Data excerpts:

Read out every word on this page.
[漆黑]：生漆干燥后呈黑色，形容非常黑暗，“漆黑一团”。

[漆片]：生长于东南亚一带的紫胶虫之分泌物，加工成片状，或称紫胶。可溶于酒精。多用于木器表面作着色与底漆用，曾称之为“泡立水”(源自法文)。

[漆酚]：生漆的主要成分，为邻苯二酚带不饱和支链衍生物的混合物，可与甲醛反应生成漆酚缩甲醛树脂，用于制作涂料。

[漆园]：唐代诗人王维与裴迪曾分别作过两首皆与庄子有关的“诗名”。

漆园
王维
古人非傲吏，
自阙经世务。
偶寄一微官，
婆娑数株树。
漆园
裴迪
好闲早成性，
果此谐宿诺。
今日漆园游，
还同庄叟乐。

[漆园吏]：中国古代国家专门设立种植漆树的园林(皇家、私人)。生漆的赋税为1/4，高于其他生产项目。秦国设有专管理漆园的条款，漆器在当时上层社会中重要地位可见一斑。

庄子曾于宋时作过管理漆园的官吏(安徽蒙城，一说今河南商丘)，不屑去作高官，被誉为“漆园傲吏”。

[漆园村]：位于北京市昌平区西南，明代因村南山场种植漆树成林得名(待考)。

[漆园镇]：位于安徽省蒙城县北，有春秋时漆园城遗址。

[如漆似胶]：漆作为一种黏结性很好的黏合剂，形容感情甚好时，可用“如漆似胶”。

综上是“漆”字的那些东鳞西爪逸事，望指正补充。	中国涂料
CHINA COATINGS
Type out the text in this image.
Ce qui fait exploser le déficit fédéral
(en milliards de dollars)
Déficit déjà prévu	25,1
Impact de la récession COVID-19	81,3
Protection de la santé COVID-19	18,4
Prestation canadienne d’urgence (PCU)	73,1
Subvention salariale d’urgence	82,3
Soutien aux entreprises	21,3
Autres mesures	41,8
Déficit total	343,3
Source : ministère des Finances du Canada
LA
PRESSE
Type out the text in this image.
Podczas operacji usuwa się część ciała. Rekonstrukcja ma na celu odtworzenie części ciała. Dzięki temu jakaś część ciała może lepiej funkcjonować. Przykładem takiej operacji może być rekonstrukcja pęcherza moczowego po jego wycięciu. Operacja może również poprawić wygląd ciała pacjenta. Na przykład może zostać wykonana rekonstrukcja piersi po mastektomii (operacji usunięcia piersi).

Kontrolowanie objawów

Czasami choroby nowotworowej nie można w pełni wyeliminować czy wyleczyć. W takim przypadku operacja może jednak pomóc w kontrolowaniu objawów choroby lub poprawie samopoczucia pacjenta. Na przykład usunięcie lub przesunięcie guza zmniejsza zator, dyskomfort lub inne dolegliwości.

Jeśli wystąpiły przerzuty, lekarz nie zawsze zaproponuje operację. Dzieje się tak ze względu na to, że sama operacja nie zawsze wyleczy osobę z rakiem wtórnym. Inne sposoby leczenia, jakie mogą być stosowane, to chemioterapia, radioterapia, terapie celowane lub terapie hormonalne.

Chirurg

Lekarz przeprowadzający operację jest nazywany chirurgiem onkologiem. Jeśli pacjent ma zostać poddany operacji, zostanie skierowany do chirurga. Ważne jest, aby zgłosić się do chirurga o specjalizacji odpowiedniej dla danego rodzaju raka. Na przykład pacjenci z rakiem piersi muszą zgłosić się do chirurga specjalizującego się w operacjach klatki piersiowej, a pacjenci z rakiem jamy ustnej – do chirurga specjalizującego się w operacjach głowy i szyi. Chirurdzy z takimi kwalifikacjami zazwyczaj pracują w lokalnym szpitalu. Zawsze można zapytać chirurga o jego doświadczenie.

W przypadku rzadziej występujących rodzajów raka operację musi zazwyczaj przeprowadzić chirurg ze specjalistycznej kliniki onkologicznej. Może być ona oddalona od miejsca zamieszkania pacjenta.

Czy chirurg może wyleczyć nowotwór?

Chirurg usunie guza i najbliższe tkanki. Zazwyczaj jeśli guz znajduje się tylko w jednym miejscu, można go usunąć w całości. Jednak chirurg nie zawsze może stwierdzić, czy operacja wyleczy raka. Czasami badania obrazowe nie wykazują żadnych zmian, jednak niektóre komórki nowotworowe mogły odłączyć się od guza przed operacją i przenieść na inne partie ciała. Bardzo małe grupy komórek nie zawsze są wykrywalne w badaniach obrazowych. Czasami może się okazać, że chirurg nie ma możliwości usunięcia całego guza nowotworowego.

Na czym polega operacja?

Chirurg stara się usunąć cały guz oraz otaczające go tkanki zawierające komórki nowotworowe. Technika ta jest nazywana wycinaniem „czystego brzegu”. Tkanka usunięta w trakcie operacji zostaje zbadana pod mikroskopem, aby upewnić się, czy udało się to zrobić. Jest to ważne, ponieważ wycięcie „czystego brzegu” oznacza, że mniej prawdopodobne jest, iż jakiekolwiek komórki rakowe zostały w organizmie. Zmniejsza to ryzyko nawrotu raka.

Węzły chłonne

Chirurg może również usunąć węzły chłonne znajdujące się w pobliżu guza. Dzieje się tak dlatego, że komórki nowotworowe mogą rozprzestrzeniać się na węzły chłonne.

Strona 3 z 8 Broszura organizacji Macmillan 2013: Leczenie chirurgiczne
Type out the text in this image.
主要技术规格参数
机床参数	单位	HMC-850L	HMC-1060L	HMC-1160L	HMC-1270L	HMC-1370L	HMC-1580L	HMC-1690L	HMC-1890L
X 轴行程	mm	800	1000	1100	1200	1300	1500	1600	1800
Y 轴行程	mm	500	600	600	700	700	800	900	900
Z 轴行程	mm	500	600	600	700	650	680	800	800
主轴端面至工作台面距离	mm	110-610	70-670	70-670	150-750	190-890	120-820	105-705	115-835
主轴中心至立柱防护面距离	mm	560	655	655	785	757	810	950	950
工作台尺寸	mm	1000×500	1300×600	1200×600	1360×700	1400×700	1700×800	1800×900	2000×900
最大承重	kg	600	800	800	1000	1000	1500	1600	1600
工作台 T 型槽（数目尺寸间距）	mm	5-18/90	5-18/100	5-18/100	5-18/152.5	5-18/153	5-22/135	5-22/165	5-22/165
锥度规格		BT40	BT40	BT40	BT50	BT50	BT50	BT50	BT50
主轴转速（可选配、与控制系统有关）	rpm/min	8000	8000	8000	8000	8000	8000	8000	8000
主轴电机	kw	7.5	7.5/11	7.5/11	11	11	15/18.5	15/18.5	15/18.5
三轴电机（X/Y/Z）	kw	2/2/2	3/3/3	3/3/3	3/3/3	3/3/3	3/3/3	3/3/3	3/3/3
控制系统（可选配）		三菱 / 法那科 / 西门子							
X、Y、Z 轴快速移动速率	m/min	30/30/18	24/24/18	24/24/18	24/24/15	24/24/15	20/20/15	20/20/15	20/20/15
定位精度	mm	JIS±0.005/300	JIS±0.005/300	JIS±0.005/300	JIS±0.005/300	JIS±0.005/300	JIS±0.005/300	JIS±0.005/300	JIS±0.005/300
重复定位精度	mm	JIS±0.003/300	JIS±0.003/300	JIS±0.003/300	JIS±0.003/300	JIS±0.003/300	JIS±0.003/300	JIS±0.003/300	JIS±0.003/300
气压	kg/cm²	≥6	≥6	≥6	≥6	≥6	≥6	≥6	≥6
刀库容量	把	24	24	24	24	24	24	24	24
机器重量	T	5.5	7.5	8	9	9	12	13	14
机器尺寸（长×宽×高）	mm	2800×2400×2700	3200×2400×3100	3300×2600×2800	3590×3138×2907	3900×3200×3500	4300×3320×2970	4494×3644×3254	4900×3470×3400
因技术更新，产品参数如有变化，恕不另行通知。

**What is needed**
Repeat every line of the material exactly as given.

**Answer to the problem**
Read out every word on this page.
[漆黑]：生漆干燥后呈黑色，形容非常黑暗，“漆黑一团”。

[漆片]：生长于东南亚一带的紫胶虫之分泌物，加工成片状，或称紫胶。可溶于酒精。多用于木器表面作着色与底漆用，曾称之为“泡立水”(源自法文)。

[漆酚]：生漆的主要成分，为邻苯二酚带不饱和支链衍生物的混合物，可与甲醛反应生成漆酚缩甲醛树脂，用于制作涂料。

[漆园]：唐代诗人王维与裴迪曾分别作过两首皆与庄子有关的“诗名”。

漆园
王维
古人非傲吏，
自阙经世务。
偶寄一微官，
婆娑数株树。
漆园
裴迪
好闲早成性，
果此谐宿诺。
今日漆园游，
还同庄叟乐。

[漆园吏]：中国古代国家专门设立种植漆树的园林(皇家、私人)。生漆的赋税为1/4，高于其他生产项目。秦国设有专管理漆园的条款，漆器在当时上层社会中重要地位可见一斑。

庄子曾于宋时作过管理漆园的官吏(安徽蒙城，一说今河南商丘)，不屑去作高官，被誉为“漆园傲吏”。

[漆园村]：位于北京市昌平区西南，明代因村南山场种植漆树成林得名(待考)。

[漆园镇]：位于安徽省蒙城县北，有春秋时漆园城遗址。

[如漆似胶]：漆作为一种黏结性很好的黏合剂，形容感情甚好时，可用“如漆似胶”。

综上是“漆”字的那些东鳞西爪逸事，望指正补充。	中国涂料
CHINA COATINGS
Type out the text in this image.
Ce qui fait exploser le déficit fédéral
(en milliards de dollars)
Déficit déjà prévu	25,1
Impact de la récession COVID-19	81,3
Protection de la santé COVID-19	18,4
Prestation canadienne d’urgence (PCU)	73,1
Subvention salariale d’urgence	82,3
Soutien aux entreprises	21,3
Autres mesures	41,8
Déficit total	343,3
Source : ministère des Finances du Canada
LA
PRESSE
Type out the text in this image.
Podczas operacji usuwa się część ciała. Rekonstrukcja ma na celu odtworzenie części ciała. Dzięki temu jakaś część ciała może lepiej funkcjonować. Przykładem takiej operacji może być rekonstrukcja pęcherza moczowego po jego wycięciu. Operacja może również poprawić wygląd ciała pacjenta. Na przykład może zostać wykonana rekonstrukcja piersi po mastektomii (operacji usunięcia piersi).

Kontrolowanie objawów

Czasami choroby nowotworowej nie można w pełni wyeliminować czy wyleczyć. W takim przypadku operacja może jednak pomóc w kontrolowaniu objawów choroby lub poprawie samopoczucia pacjenta. Na przykład usunięcie lub przesunięcie guza zmniejsza zator, dyskomfort lub inne dolegliwości.

Jeśli wystąpiły przerzuty, lekarz nie zawsze zaproponuje operację. Dzieje się tak ze względu na to, że sama operacja nie zawsze wyleczy osobę z rakiem wtórnym. Inne sposoby leczenia, jakie mogą być stosowane, to chemioterapia, radioterapia, terapie celowane lub terapie hormonalne.

Chirurg

Lekarz przeprowadzający operację jest nazywany chirurgiem onkologiem. Jeśli pacjent ma zostać poddany operacji, zostanie skierowany do chirurga. Ważne jest, aby zgłosić się do chirurga o specjalizacji odpowiedniej dla danego rodzaju raka. Na przykład pacjenci z rakiem piersi muszą zgłosić się do chirurga specjalizującego się w operacjach klatki piersiowej, a pacjenci z rakiem jamy ustnej – do chirurga specjalizującego się w operacjach głowy i szyi. Chirurdzy z takimi kwalifikacjami zazwyczaj pracują w lokalnym szpitalu. Zawsze można zapytać chirurga o jego doświadczenie.

W przypadku rzadziej występujących rodzajów raka operację musi zazwyczaj przeprowadzić chirurg ze specjalistycznej kliniki onkologicznej. Może być ona oddalona od miejsca zamieszkania pacjenta.

Czy chirurg może wyleczyć nowotwór?

Chirurg usunie guza i najbliższe tkanki. Zazwyczaj jeśli guz znajduje się tylko w jednym miejscu, można go usunąć w całości. Jednak chirurg nie zawsze może stwierdzić, czy operacja wyleczy raka. Czasami badania obrazowe nie wykazują żadnych zmian, jednak niektóre komórki nowotworowe mogły odłączyć się od guza przed operacją i przenieść na inne partie ciała. Bardzo małe grupy komórek nie zawsze są wykrywalne w badaniach obrazowych. Czasami może się okazać, że chirurg nie ma możliwości usunięcia całego guza nowotworowego.

Na czym polega operacja?

Chirurg stara się usunąć cały guz oraz otaczające go tkanki zawierające komórki nowotworowe. Technika ta jest nazywana wycinaniem „czystego brzegu”. Tkanka usunięta w trakcie operacji zostaje zbadana pod mikroskopem, aby upewnić się, czy udało się to zrobić. Jest to ważne, ponieważ wycięcie „czystego brzegu” oznacza, że mniej prawdopodobne jest, iż jakiekolwiek komórki rakowe zostały w organizmie. Zmniejsza to ryzyko nawrotu raka.

Węzły chłonne

Chirurg może również usunąć węzły chłonne znajdujące się w pobliżu guza. Dzieje się tak dlatego, że komórki nowotworowe mogą rozprzestrzeniać się na węzły chłonne.

Strona 3 z 8 Broszura organizacji Macmillan 2013: Leczenie chirurgiczne
Type out the text in this image.
主要技术规格参数
机床参数	单位	HMC-850L	HMC-1060L	HMC-1160L	HMC-1270L	HMC-1370L	HMC-1580L	HMC-1690L	HMC-1890L
X 轴行程	mm	800	1000	1100	1200	1300	1500	1600	1800
Y 轴行程	mm	500	600	600	700	700	800	900	900
Z 轴行程	mm	500	600	600	700	650	680	800	800
主轴端面至工作台面距离	mm	110-610	70-670	70-670	150-750	190-890	120-820	105-705	115-835
主轴中心至立柱防护面距离	mm	560	655	655	785	757	810	950	950
工作台尺寸	mm	1000×500	1300×600	1200×600	1360×700	1400×700	1700×800	1800×900	2000×900
最大承重	kg	600	800	800	1000	1000	1500	1600	1600
工作台 T 型槽（数目尺寸间距）	mm	5-18/90	5-18/100	5-18/100	5-18/152.5	5-18/153	5-22/135	5-22/165	5-22/165
锥度规格		BT40	BT40	BT40	BT50	BT50	BT50	BT50	BT50
主轴转速（可选配、与控制系统有关）	rpm/min	8000	8000	8000	8000	8000	8000	8000	8000
主轴电机	kw	7.5	7.5/11	7.5/11	11	11	15/18.5	15/18.5	15/18.5
三轴电机（X/Y/Z）	kw	2/2/2	3/3/3	3/3/3	3/3/3	3/3/3	3/3/3	3/3/3	3/3/3
控制系统（可选配）		三菱 / 法那科 / 西门子							
X、Y、Z 轴快速移动速率	m/min	30/30/18	24/24/18	24/24/18	24/24/15	24/24/15	20/20/15	20/20/15	20/20/15
定位精度	mm	JIS±0.005/300	JIS±0.005/300	JIS±0.005/300	JIS±0.005/300	JIS±0.005/300	JIS±0.005/300	JIS±0.005/300	JIS±0.005/300
重复定位精度	mm	JIS±0.003/300	JIS±0.003/300	JIS±0.003/300	JIS±0.003/300	JIS±0.003/300	JIS±0.003/300	JIS±0.003/300	JIS±0.003/300
气压	kg/cm²	≥6	≥6	≥6	≥6	≥6	≥6	≥6	≥6
刀库容量	把	24	24	24	24	24	24	24	24
机器重量	T	5.5	7.5	8	9	9	12	13	14
机器尺寸（长×宽×高）	mm	2800×2400×2700	3200×2400×3100	3300×2600×2800	3590×3138×2907	3900×3200×3500	4300×3320×2970	4494×3644×3254	4900×3470×3400
因技术更新，产品参数如有变化，恕不另行通知。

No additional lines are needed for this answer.